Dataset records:
§ §

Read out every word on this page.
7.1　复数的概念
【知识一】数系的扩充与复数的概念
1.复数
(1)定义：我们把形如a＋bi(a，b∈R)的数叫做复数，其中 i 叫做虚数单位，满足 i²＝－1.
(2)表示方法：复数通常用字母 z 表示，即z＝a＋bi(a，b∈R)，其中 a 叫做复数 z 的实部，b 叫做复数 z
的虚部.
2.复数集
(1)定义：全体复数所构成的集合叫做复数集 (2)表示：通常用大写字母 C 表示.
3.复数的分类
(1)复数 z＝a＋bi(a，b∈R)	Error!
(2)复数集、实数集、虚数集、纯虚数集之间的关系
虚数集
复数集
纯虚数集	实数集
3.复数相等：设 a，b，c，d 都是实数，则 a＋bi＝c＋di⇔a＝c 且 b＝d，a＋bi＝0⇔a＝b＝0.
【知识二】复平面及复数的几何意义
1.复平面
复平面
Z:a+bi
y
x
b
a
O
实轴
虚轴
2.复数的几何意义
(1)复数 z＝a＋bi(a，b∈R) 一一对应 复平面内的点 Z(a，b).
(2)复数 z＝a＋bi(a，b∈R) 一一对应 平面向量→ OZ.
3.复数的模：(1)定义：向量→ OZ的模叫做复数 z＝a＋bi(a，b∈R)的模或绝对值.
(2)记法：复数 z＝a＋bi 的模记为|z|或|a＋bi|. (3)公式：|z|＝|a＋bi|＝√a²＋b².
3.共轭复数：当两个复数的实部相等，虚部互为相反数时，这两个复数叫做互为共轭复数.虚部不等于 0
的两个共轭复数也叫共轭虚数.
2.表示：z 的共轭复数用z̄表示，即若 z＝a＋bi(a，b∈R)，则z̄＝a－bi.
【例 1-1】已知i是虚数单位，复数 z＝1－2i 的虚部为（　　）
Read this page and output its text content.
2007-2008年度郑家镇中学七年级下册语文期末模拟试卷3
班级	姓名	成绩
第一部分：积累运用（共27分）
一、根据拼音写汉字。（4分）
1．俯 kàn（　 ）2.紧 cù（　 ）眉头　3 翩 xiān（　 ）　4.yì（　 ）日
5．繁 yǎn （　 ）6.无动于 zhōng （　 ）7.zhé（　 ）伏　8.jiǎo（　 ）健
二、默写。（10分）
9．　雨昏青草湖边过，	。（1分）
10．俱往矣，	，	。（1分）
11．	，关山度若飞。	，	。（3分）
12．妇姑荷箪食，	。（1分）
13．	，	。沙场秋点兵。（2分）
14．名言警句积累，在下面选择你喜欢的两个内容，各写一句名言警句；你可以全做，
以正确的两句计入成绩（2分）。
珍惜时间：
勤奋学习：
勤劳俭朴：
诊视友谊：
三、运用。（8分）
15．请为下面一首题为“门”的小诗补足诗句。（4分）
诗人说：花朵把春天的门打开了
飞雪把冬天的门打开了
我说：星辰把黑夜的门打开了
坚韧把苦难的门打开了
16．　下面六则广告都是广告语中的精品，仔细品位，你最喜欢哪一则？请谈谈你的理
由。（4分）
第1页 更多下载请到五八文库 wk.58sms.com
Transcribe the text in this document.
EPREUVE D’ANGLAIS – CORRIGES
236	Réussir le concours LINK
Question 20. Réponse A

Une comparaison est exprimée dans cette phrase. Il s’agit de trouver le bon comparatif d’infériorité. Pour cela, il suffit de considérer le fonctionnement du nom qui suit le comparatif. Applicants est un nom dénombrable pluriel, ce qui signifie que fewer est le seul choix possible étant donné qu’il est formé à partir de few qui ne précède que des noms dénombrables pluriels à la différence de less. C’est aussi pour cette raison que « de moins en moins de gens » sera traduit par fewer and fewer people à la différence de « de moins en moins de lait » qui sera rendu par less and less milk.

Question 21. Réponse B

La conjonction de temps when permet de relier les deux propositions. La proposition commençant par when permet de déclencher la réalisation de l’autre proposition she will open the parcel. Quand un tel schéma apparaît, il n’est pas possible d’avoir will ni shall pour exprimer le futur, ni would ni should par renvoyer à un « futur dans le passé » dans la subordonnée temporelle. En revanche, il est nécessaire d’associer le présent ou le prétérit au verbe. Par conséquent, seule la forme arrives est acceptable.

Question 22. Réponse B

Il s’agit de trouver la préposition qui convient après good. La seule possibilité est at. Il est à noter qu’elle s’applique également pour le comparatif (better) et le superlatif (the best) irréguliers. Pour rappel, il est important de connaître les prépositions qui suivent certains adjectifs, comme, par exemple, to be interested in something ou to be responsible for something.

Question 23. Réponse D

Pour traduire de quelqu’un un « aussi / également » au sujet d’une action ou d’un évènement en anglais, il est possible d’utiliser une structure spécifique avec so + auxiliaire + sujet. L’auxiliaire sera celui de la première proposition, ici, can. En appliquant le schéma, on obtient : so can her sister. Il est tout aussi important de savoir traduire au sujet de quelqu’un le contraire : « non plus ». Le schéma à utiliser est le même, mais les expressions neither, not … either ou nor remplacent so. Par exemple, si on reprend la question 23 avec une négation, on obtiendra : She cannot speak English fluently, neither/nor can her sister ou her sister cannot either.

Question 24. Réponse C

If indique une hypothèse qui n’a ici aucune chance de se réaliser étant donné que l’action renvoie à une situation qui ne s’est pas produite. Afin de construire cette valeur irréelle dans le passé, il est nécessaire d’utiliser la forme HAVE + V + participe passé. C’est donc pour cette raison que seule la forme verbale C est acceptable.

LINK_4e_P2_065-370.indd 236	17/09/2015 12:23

§ §

Challenge
Quote every record above exactly.

Exercise answer
Read out every word on this page.
7.1　复数的概念
【知识一】数系的扩充与复数的概念
1.复数
(1)定义：我们把形如a＋bi(a，b∈R)的数叫做复数，其中 i 叫做虚数单位，满足 i²＝－1.
(2)表示方法：复数通常用字母 z 表示，即z＝a＋bi(a，b∈R)，其中 a 叫做复数 z 的实部，b 叫做复数 z
的虚部.
2.复数集
(1)定义：全体复数所构成的集合叫做复数集 (2)表示：通常用大写字母 C 表示.
3.复数的分类
(1)复数 z＝a＋bi(a，b∈R)	Error!
(2)复数集、实数集、虚数集、纯虚数集之间的关系
虚数集
复数集
纯虚数集	实数集
3.复数相等：设 a，b，c，d 都是实数，则 a＋bi＝c＋di⇔a＝c 且 b＝d，a＋bi＝0⇔a＝b＝0.
【知识二】复平面及复数的几何意义
1.复平面
复平面
Z:a+bi
y
x
b
a
O
实轴
虚轴
2.复数的几何意义
(1)复数 z＝a＋bi(a，b∈R) 一一对应 复平面内的点 Z(a，b).
(2)复数 z＝a＋bi(a，b∈R) 一一对应 平面向量→ OZ.
3.复数的模：(1)定义：向量→ OZ的模叫做复数 z＝a＋bi(a，b∈R)的模或绝对值.
(2)记法：复数 z＝a＋bi 的模记为|z|或|a＋bi|. (3)公式：|z|＝|a＋bi|＝√a²＋b².
3.共轭复数：当两个复数的实部相等，虚部互为相反数时，这两个复数叫做互为共轭复数.虚部不等于 0
的两个共轭复数也叫共轭虚数.
2.表示：z 的共轭复数用z̄表示，即若 z＝a＋bi(a，b∈R)，则z̄＝a－bi.
【例 1-1】已知i是虚数单位，复数 z＝1－2i 的虚部为（　　）
Read this page and output its text content.
2007-2008年度郑家镇中学七年级下册语文期末模拟试卷3
班级	姓名	成绩
第一部分：积累运用（共27分）
一、根据拼音写汉字。（4分）
1．俯 kàn（　 ）2.紧 cù（　 ）眉头　3 翩 xiān（　 ）　4.yì（　 ）日
5．繁 yǎn （　 ）6.无动于 zhōng （　 ）7.zhé（　 ）伏　8.jiǎo（　 ）健
二、默写。（10分）
9．　雨昏青草湖边过，	。（1分）
10．俱往矣，	，	。（1分）
11．	，关山度若飞。	，	。（3分）
12．妇姑荷箪食，	。（1分）
13．	，	。沙场秋点兵。（2分）
14．名言警句积累，在下面选择你喜欢的两个内容，各写一句名言警句；你可以全做，
以正确的两句计入成绩（2分）。
珍惜时间：
勤奋学习：
勤劳俭朴：
诊视友谊：
三、运用。（8分）
15．请为下面一首题为“门”的小诗补足诗句。（4分）
诗人说：花朵把春天的门打开了
飞雪把冬天的门打开了
我说：星辰把黑夜的门打开了
坚韧把苦难的门打开了
16．　下面六则广告都是广告语中的精品，仔细品位，你最喜欢哪一则？请谈谈你的理
由。（4分）
第1页 更多下载请到五八文库 wk.58sms.com
Transcribe the text in this document.
EPREUVE D’ANGLAIS – CORRIGES
236	Réussir le concours LINK
Question 20. Réponse A

Une comparaison est exprimée dans cette phrase. Il s’agit de trouver le bon comparatif d’infériorité. Pour cela, il suffit de considérer le fonctionnement du nom qui suit le comparatif. Applicants est un nom dénombrable pluriel, ce qui signifie que fewer est le seul choix possible étant donné qu’il est formé à partir de few qui ne précède que des noms dénombrables pluriels à la différence de less. C’est aussi pour cette raison que « de moins en moins de gens » sera traduit par fewer and fewer people à la différence de « de moins en moins de lait » qui sera rendu par less and less milk.

Question 21. Réponse B

La conjonction de temps when permet de relier les deux propositions. La proposition commençant par when permet de déclencher la réalisation de l’autre proposition she will open the parcel. Quand un tel schéma apparaît, il n’est pas possible d’avoir will ni shall pour exprimer le futur, ni would ni should par renvoyer à un « futur dans le passé » dans la subordonnée temporelle. En revanche, il est nécessaire d’associer le présent ou le prétérit au verbe. Par conséquent, seule la forme arrives est acceptable.

Question 22. Réponse B

Il s’agit de trouver la préposition qui convient après good. La seule possibilité est at. Il est à noter qu’elle s’applique également pour le comparatif (better) et le superlatif (the best) irréguliers. Pour rappel, il est important de connaître les prépositions qui suivent certains adjectifs, comme, par exemple, to be interested in something ou to be responsible for something.

Question 23. Réponse D

Pour traduire de quelqu’un un « aussi / également » au sujet d’une action ou d’un évènement en anglais, il est possible d’utiliser une structure spécifique avec so + auxiliaire + sujet. L’auxiliaire sera celui de la première proposition, ici, can. En appliquant le schéma, on obtient : so can her sister. Il est tout aussi important de savoir traduire au sujet de quelqu’un le contraire : « non plus ». Le schéma à utiliser est le même, mais les expressions neither, not … either ou nor remplacent so. Par exemple, si on reprend la question 23 avec une négation, on obtiendra : She cannot speak English fluently, neither/nor can her sister ou her sister cannot either.

Question 24. Réponse C

If indique une hypothèse qui n’a ici aucune chance de se réaliser étant donné que l’action renvoie à une situation qui ne s’est pas produite. Afin de construire cette valeur irréelle dans le passé, il est nécessaire d’utiliser la forme HAVE + V + participe passé. C’est donc pour cette raison que seule la forme verbale C est acceptable.

LINK_4e_P2_065-370.indd 236	17/09/2015 12:23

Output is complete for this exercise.